Some records:
══════════════════════════════

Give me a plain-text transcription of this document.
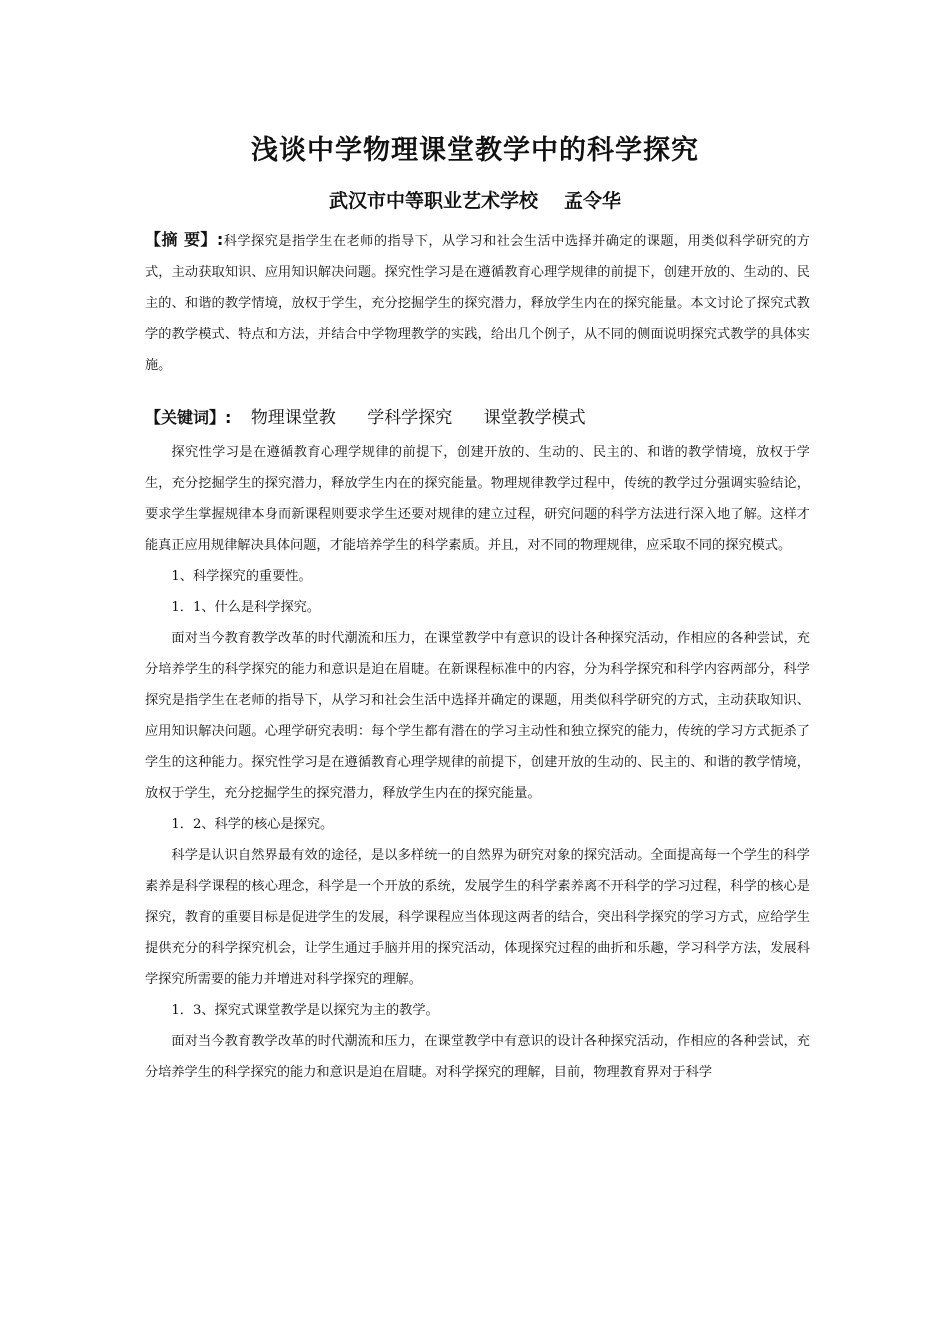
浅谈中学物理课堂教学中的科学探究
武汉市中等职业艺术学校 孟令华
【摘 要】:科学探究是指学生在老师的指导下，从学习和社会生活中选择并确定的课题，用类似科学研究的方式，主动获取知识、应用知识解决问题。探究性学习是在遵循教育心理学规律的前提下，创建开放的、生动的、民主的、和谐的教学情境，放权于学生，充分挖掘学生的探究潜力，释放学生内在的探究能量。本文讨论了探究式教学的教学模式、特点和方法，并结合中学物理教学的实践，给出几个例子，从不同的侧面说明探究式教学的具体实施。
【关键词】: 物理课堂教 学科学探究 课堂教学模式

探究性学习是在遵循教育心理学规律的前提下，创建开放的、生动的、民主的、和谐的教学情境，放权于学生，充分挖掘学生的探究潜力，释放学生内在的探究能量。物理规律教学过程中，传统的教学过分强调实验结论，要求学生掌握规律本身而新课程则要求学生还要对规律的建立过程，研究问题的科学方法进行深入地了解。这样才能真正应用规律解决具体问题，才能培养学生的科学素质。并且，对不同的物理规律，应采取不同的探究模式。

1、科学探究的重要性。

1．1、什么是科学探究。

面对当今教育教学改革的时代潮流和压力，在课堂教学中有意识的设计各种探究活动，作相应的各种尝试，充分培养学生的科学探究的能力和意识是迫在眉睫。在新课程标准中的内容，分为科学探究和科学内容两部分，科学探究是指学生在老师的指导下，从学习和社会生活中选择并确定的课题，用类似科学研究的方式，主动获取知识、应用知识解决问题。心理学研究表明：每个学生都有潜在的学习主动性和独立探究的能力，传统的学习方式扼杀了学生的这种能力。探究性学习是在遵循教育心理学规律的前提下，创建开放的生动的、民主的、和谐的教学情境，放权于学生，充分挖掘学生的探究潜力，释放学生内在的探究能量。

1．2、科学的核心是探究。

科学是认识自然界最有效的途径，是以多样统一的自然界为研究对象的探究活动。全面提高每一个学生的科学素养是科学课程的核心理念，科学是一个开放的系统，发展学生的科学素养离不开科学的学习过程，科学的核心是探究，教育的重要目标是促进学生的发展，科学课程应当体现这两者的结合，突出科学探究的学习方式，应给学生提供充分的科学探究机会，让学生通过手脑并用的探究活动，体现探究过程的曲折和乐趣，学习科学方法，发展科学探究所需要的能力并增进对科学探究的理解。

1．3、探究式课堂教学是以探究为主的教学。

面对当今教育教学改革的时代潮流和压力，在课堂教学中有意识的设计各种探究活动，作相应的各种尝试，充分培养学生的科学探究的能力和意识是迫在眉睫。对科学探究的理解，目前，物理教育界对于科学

══════════════════════════════

▶ **AIM**: All of the data above should be transcribed verbatim, with pictures omitted.

▶ **FINISHED TASK**:
Give me a plain-text transcription of this document.
浅谈中学物理课堂教学中的科学探究
武汉市中等职业艺术学校 孟令华
【摘 要】:科学探究是指学生在老师的指导下，从学习和社会生活中选择并确定的课题，用类似科学研究的方式，主动获取知识、应用知识解决问题。探究性学习是在遵循教育心理学规律的前提下，创建开放的、生动的、民主的、和谐的教学情境，放权于学生，充分挖掘学生的探究潜力，释放学生内在的探究能量。本文讨论了探究式教学的教学模式、特点和方法，并结合中学物理教学的实践，给出几个例子，从不同的侧面说明探究式教学的具体实施。
【关键词】: 物理课堂教 学科学探究 课堂教学模式

探究性学习是在遵循教育心理学规律的前提下，创建开放的、生动的、民主的、和谐的教学情境，放权于学生，充分挖掘学生的探究潜力，释放学生内在的探究能量。物理规律教学过程中，传统的教学过分强调实验结论，要求学生掌握规律本身而新课程则要求学生还要对规律的建立过程，研究问题的科学方法进行深入地了解。这样才能真正应用规律解决具体问题，才能培养学生的科学素质。并且，对不同的物理规律，应采取不同的探究模式。

1、科学探究的重要性。

1．1、什么是科学探究。

面对当今教育教学改革的时代潮流和压力，在课堂教学中有意识的设计各种探究活动，作相应的各种尝试，充分培养学生的科学探究的能力和意识是迫在眉睫。在新课程标准中的内容，分为科学探究和科学内容两部分，科学探究是指学生在老师的指导下，从学习和社会生活中选择并确定的课题，用类似科学研究的方式，主动获取知识、应用知识解决问题。心理学研究表明：每个学生都有潜在的学习主动性和独立探究的能力，传统的学习方式扼杀了学生的这种能力。探究性学习是在遵循教育心理学规律的前提下，创建开放的生动的、民主的、和谐的教学情境，放权于学生，充分挖掘学生的探究潜力，释放学生内在的探究能量。

1．2、科学的核心是探究。

科学是认识自然界最有效的途径，是以多样统一的自然界为研究对象的探究活动。全面提高每一个学生的科学素养是科学课程的核心理念，科学是一个开放的系统，发展学生的科学素养离不开科学的学习过程，科学的核心是探究，教育的重要目标是促进学生的发展，科学课程应当体现这两者的结合，突出科学探究的学习方式，应给学生提供充分的科学探究机会，让学生通过手脑并用的探究活动，体现探究过程的曲折和乐趣，学习科学方法，发展科学探究所需要的能力并增进对科学探究的理解。

1．3、探究式课堂教学是以探究为主的教学。

面对当今教育教学改革的时代潮流和压力，在课堂教学中有意识的设计各种探究活动，作相应的各种尝试，充分培养学生的科学探究的能力和意识是迫在眉睫。对科学探究的理解，目前，物理教育界对于科学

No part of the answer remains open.